TASK DIRECTIONS.
Below are entries to be transcribed exactly; exclude the pictures from the copy.

GIVEN INFORMATION.
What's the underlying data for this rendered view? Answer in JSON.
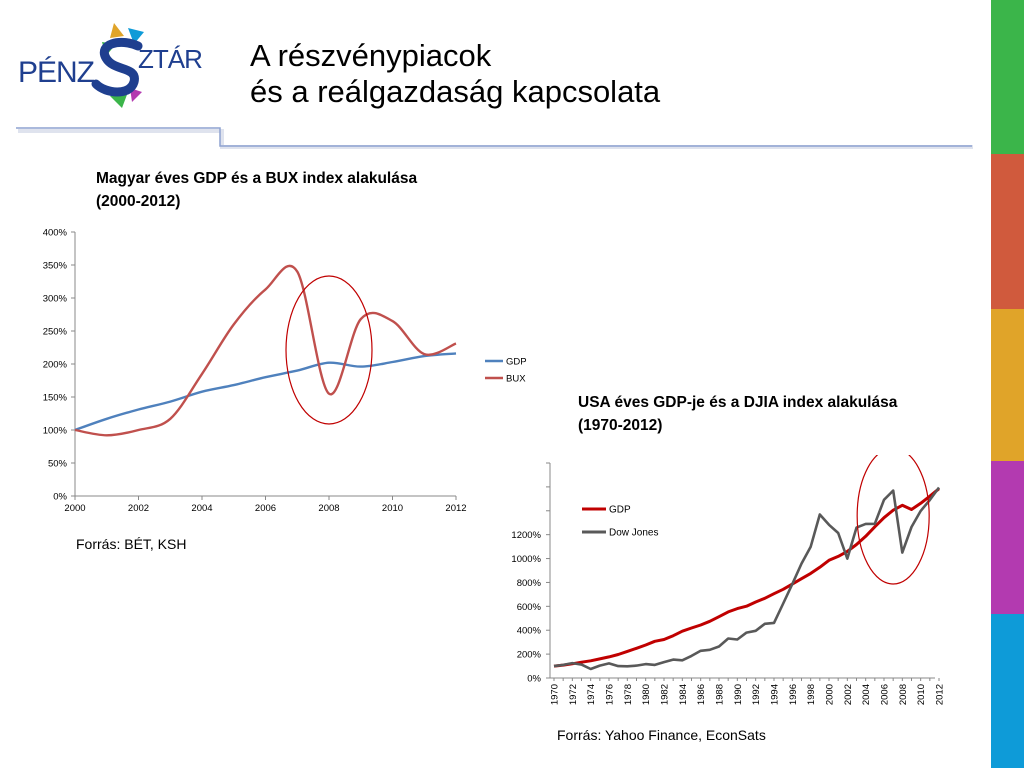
{
  "slide": {
    "logo_text": "PÉNZSZTÁR",
    "title_line1": "A részvénypiacok",
    "title_line2": "és a reálgazdaság kapcsolata"
  },
  "colors": {
    "stripes": [
      "#3bb54a",
      "#d05a3d",
      "#e0a429",
      "#b33ab0",
      "#0e9bd8"
    ],
    "gdp_blue": "#4f81bd",
    "bux_red": "#c0504d",
    "us_gdp_red": "#c00000",
    "dow_gray": "#595959",
    "ellipse": "#c00000",
    "rule": "#8ea2d0"
  },
  "chart_data": [
    {
      "type": "line",
      "title": "Magyar éves GDP és a BUX index alakulása (2000-2012)",
      "title_line1": "Magyar éves GDP és a BUX index alakulása",
      "title_line2": "(2000-2012)",
      "x": [
        2000,
        2001,
        2002,
        2003,
        2004,
        2005,
        2006,
        2007,
        2008,
        2009,
        2010,
        2011,
        2012
      ],
      "x_ticks": [
        "2000",
        "2002",
        "2004",
        "2006",
        "2008",
        "2010",
        "2012"
      ],
      "y_ticks": [
        "0%",
        "50%",
        "100%",
        "150%",
        "200%",
        "250%",
        "300%",
        "350%",
        "400%"
      ],
      "ylim": [
        0,
        400
      ],
      "xlim": [
        2000,
        2012
      ],
      "series": [
        {
          "name": "GDP",
          "values": [
            100,
            117,
            131,
            143,
            158,
            168,
            180,
            190,
            202,
            196,
            203,
            212,
            216
          ]
        },
        {
          "name": "BUX",
          "values": [
            100,
            92,
            100,
            117,
            185,
            260,
            313,
            340,
            155,
            268,
            265,
            215,
            231
          ]
        }
      ],
      "legend": "right",
      "grid": false,
      "highlight_x": 2008,
      "source": "Forrás: BÉT, KSH"
    },
    {
      "type": "line",
      "title": "USA éves GDP-je és a DJIA index alakulása (1970-2012)",
      "title_line1": "USA éves GDP-je és a DJIA index alakulása",
      "title_line2": "(1970-2012)",
      "x": [
        1970,
        1971,
        1972,
        1973,
        1974,
        1975,
        1976,
        1977,
        1978,
        1979,
        1980,
        1981,
        1982,
        1983,
        1984,
        1985,
        1986,
        1987,
        1988,
        1989,
        1990,
        1991,
        1992,
        1993,
        1994,
        1995,
        1996,
        1997,
        1998,
        1999,
        2000,
        2001,
        2002,
        2003,
        2004,
        2005,
        2006,
        2007,
        2008,
        2009,
        2010,
        2011,
        2012
      ],
      "x_ticks": [
        "1970",
        "1972",
        "1974",
        "1976",
        "1978",
        "1980",
        "1982",
        "1984",
        "1986",
        "1988",
        "1990",
        "1992",
        "1994",
        "1996",
        "1998",
        "2000",
        "2002",
        "2004",
        "2006",
        "2008",
        "2010",
        "2012"
      ],
      "y_ticks": [
        "0%",
        "200%",
        "400%",
        "600%",
        "800%",
        "1000%",
        "1200%"
      ],
      "ylim": [
        0,
        1800
      ],
      "xlim": [
        1970,
        2012
      ],
      "series": [
        {
          "name": "GDP",
          "values": [
            100,
            108,
            119,
            132,
            144,
            160,
            177,
            197,
            223,
            249,
            276,
            307,
            322,
            354,
            392,
            419,
            444,
            475,
            513,
            553,
            581,
            601,
            636,
            667,
            706,
            743,
            786,
            831,
            876,
            927,
            985,
            1018,
            1060,
            1118,
            1186,
            1266,
            1342,
            1405,
            1446,
            1411,
            1463,
            1522,
            1585
          ]
        },
        {
          "name": "Dow Jones",
          "values": [
            100,
            110,
            125,
            112,
            75,
            104,
            122,
            100,
            98,
            104,
            116,
            110,
            133,
            154,
            148,
            185,
            228,
            236,
            264,
            331,
            322,
            380,
            395,
            454,
            461,
            624,
            786,
            958,
            1099,
            1369,
            1283,
            1214,
            1000,
            1259,
            1290,
            1291,
            1492,
            1569,
            1050,
            1264,
            1399,
            1490,
            1595
          ]
        }
      ],
      "legend": "top-left",
      "grid": false,
      "highlight_x": 2007,
      "source": "Forrás: Yahoo Finance, EconSats"
    }
  ]
}
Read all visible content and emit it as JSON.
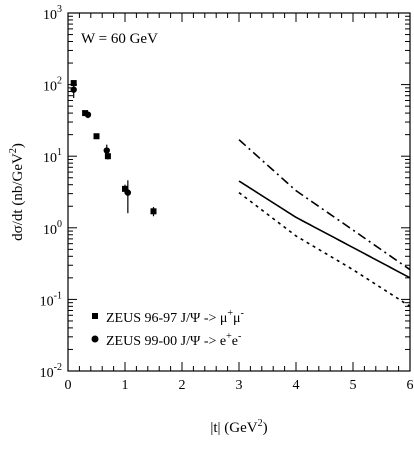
{
  "chart_data": {
    "type": "scatter",
    "annotation": "W = 60 GeV",
    "xlabel_parts": [
      "|t| (GeV",
      "2",
      ")"
    ],
    "ylabel_parts": [
      "dσ/dt (nb/GeV",
      "2",
      ")"
    ],
    "xlim": [
      0,
      6
    ],
    "ylim": [
      0.01,
      1000
    ],
    "yscale": "log",
    "x_ticks": [
      0,
      1,
      2,
      3,
      4,
      5,
      6
    ],
    "x_tick_labels": [
      "0",
      "1",
      "2",
      "3",
      "4",
      "5",
      "6"
    ],
    "y_ticks": [
      0.01,
      0.1,
      1,
      10,
      100,
      1000
    ],
    "y_tick_labels": [
      {
        "base": "10",
        "exp": "-2"
      },
      {
        "base": "10",
        "exp": "-1"
      },
      {
        "base": "10",
        "exp": "0"
      },
      {
        "base": "10",
        "exp": "1"
      },
      {
        "base": "10",
        "exp": "2"
      },
      {
        "base": "10",
        "exp": "3"
      }
    ],
    "grid": false,
    "legend_position": "bottom-left",
    "series": [
      {
        "name": "ZEUS 96-97 J/Ψ -> μ⁺μ⁻",
        "legend_text": "ZEUS 96-97 J/Ψ -> μ",
        "legend_sup": "+",
        "legend_text2": "μ",
        "legend_sup2": "-",
        "marker": "square",
        "x": [
          0.1,
          0.3,
          0.5,
          0.7,
          1.0,
          1.5
        ],
        "y": [
          105,
          40,
          19,
          10,
          3.5,
          1.7
        ],
        "yerr": [
          10,
          3,
          1.5,
          1,
          0.5,
          0.25
        ]
      },
      {
        "name": "ZEUS 99-00 J/Ψ -> e⁺e⁻",
        "legend_text": "ZEUS 99-00 J/Ψ -> e",
        "legend_sup": "+",
        "legend_text2": "e",
        "legend_sup2": "-",
        "marker": "circle",
        "x": [
          0.1,
          0.35,
          0.68,
          1.05
        ],
        "y": [
          85,
          38,
          12,
          3.1
        ],
        "yerr": [
          20,
          4,
          2.5,
          1.5
        ]
      }
    ],
    "curves": [
      {
        "style": "dashdot",
        "x": [
          3,
          4,
          5,
          6
        ],
        "y": [
          17,
          3.3,
          0.93,
          0.26
        ]
      },
      {
        "style": "solid",
        "x": [
          3,
          4,
          5,
          6
        ],
        "y": [
          4.5,
          1.4,
          0.53,
          0.2
        ]
      },
      {
        "style": "dotted",
        "x": [
          3,
          4,
          5,
          6
        ],
        "y": [
          3.1,
          0.77,
          0.26,
          0.08
        ]
      }
    ],
    "colors": {
      "ink": "#000000",
      "background": "#ffffff"
    }
  }
}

TASK RESULT.
What's the underlying data for this rendered view? Answer in JSON.
{
  "slide": {
    "logo_text": "PÉNZSZTÁR",
    "title_line1": "A részvénypiacok",
    "title_line2": "és a reálgazdaság kapcsolata"
  },
  "colors": {
    "stripes": [
      "#3bb54a",
      "#d05a3d",
      "#e0a429",
      "#b33ab0",
      "#0e9bd8"
    ],
    "gdp_blue": "#4f81bd",
    "bux_red": "#c0504d",
    "us_gdp_red": "#c00000",
    "dow_gray": "#595959",
    "ellipse": "#c00000",
    "rule": "#8ea2d0"
  },
  "chart_data": [
    {
      "type": "line",
      "title": "Magyar éves GDP és a BUX index alakulása (2000-2012)",
      "title_line1": "Magyar éves GDP és a BUX index alakulása",
      "title_line2": "(2000-2012)",
      "x": [
        2000,
        2001,
        2002,
        2003,
        2004,
        2005,
        2006,
        2007,
        2008,
        2009,
        2010,
        2011,
        2012
      ],
      "x_ticks": [
        "2000",
        "2002",
        "2004",
        "2006",
        "2008",
        "2010",
        "2012"
      ],
      "y_ticks": [
        "0%",
        "50%",
        "100%",
        "150%",
        "200%",
        "250%",
        "300%",
        "350%",
        "400%"
      ],
      "ylim": [
        0,
        400
      ],
      "xlim": [
        2000,
        2012
      ],
      "series": [
        {
          "name": "GDP",
          "values": [
            100,
            117,
            131,
            143,
            158,
            168,
            180,
            190,
            202,
            196,
            203,
            212,
            216
          ]
        },
        {
          "name": "BUX",
          "values": [
            100,
            92,
            100,
            117,
            185,
            260,
            313,
            340,
            155,
            268,
            265,
            215,
            231
          ]
        }
      ],
      "legend": "right",
      "grid": false,
      "highlight_x": 2008,
      "source": "Forrás: BÉT, KSH"
    },
    {
      "type": "line",
      "title": "USA éves GDP-je és a DJIA index alakulása (1970-2012)",
      "title_line1": "USA éves GDP-je és a DJIA index alakulása",
      "title_line2": "(1970-2012)",
      "x": [
        1970,
        1971,
        1972,
        1973,
        1974,
        1975,
        1976,
        1977,
        1978,
        1979,
        1980,
        1981,
        1982,
        1983,
        1984,
        1985,
        1986,
        1987,
        1988,
        1989,
        1990,
        1991,
        1992,
        1993,
        1994,
        1995,
        1996,
        1997,
        1998,
        1999,
        2000,
        2001,
        2002,
        2003,
        2004,
        2005,
        2006,
        2007,
        2008,
        2009,
        2010,
        2011,
        2012
      ],
      "x_ticks": [
        "1970",
        "1972",
        "1974",
        "1976",
        "1978",
        "1980",
        "1982",
        "1984",
        "1986",
        "1988",
        "1990",
        "1992",
        "1994",
        "1996",
        "1998",
        "2000",
        "2002",
        "2004",
        "2006",
        "2008",
        "2010",
        "2012"
      ],
      "y_ticks": [
        "0%",
        "200%",
        "400%",
        "600%",
        "800%",
        "1000%",
        "1200%"
      ],
      "ylim": [
        0,
        1800
      ],
      "xlim": [
        1970,
        2012
      ],
      "series": [
        {
          "name": "GDP",
          "values": [
            100,
            108,
            119,
            132,
            144,
            160,
            177,
            197,
            223,
            249,
            276,
            307,
            322,
            354,
            392,
            419,
            444,
            475,
            513,
            553,
            581,
            601,
            636,
            667,
            706,
            743,
            786,
            831,
            876,
            927,
            985,
            1018,
            1060,
            1118,
            1186,
            1266,
            1342,
            1405,
            1446,
            1411,
            1463,
            1522,
            1585
          ]
        },
        {
          "name": "Dow Jones",
          "values": [
            100,
            110,
            125,
            112,
            75,
            104,
            122,
            100,
            98,
            104,
            116,
            110,
            133,
            154,
            148,
            185,
            228,
            236,
            264,
            331,
            322,
            380,
            395,
            454,
            461,
            624,
            786,
            958,
            1099,
            1369,
            1283,
            1214,
            1000,
            1259,
            1290,
            1291,
            1492,
            1569,
            1050,
            1264,
            1399,
            1490,
            1595
          ]
        }
      ],
      "legend": "top-left",
      "grid": false,
      "highlight_x": 2007,
      "source": "Forrás: Yahoo Finance, EconSats"
    }
  ]
}
Read all visible content and emit it as JSON.
{
  "chart_data": {
    "type": "scatter",
    "annotation": "W = 60 GeV",
    "xlabel_parts": [
      "|t| (GeV",
      "2",
      ")"
    ],
    "ylabel_parts": [
      "dσ/dt (nb/GeV",
      "2",
      ")"
    ],
    "xlim": [
      0,
      6
    ],
    "ylim": [
      0.01,
      1000
    ],
    "yscale": "log",
    "x_ticks": [
      0,
      1,
      2,
      3,
      4,
      5,
      6
    ],
    "x_tick_labels": [
      "0",
      "1",
      "2",
      "3",
      "4",
      "5",
      "6"
    ],
    "y_ticks": [
      0.01,
      0.1,
      1,
      10,
      100,
      1000
    ],
    "y_tick_labels": [
      {
        "base": "10",
        "exp": "-2"
      },
      {
        "base": "10",
        "exp": "-1"
      },
      {
        "base": "10",
        "exp": "0"
      },
      {
        "base": "10",
        "exp": "1"
      },
      {
        "base": "10",
        "exp": "2"
      },
      {
        "base": "10",
        "exp": "3"
      }
    ],
    "grid": false,
    "legend_position": "bottom-left",
    "series": [
      {
        "name": "ZEUS 96-97 J/Ψ -> μ⁺μ⁻",
        "legend_text": "ZEUS 96-97 J/Ψ -> μ",
        "legend_sup": "+",
        "legend_text2": "μ",
        "legend_sup2": "-",
        "marker": "square",
        "x": [
          0.1,
          0.3,
          0.5,
          0.7,
          1.0,
          1.5
        ],
        "y": [
          105,
          40,
          19,
          10,
          3.5,
          1.7
        ],
        "yerr": [
          10,
          3,
          1.5,
          1,
          0.5,
          0.25
        ]
      },
      {
        "name": "ZEUS 99-00 J/Ψ -> e⁺e⁻",
        "legend_text": "ZEUS 99-00 J/Ψ -> e",
        "legend_sup": "+",
        "legend_text2": "e",
        "legend_sup2": "-",
        "marker": "circle",
        "x": [
          0.1,
          0.35,
          0.68,
          1.05
        ],
        "y": [
          85,
          38,
          12,
          3.1
        ],
        "yerr": [
          20,
          4,
          2.5,
          1.5
        ]
      }
    ],
    "curves": [
      {
        "style": "dashdot",
        "x": [
          3,
          4,
          5,
          6
        ],
        "y": [
          17,
          3.3,
          0.93,
          0.26
        ]
      },
      {
        "style": "solid",
        "x": [
          3,
          4,
          5,
          6
        ],
        "y": [
          4.5,
          1.4,
          0.53,
          0.2
        ]
      },
      {
        "style": "dotted",
        "x": [
          3,
          4,
          5,
          6
        ],
        "y": [
          3.1,
          0.77,
          0.26,
          0.08
        ]
      }
    ],
    "colors": {
      "ink": "#000000",
      "background": "#ffffff"
    }
  }
}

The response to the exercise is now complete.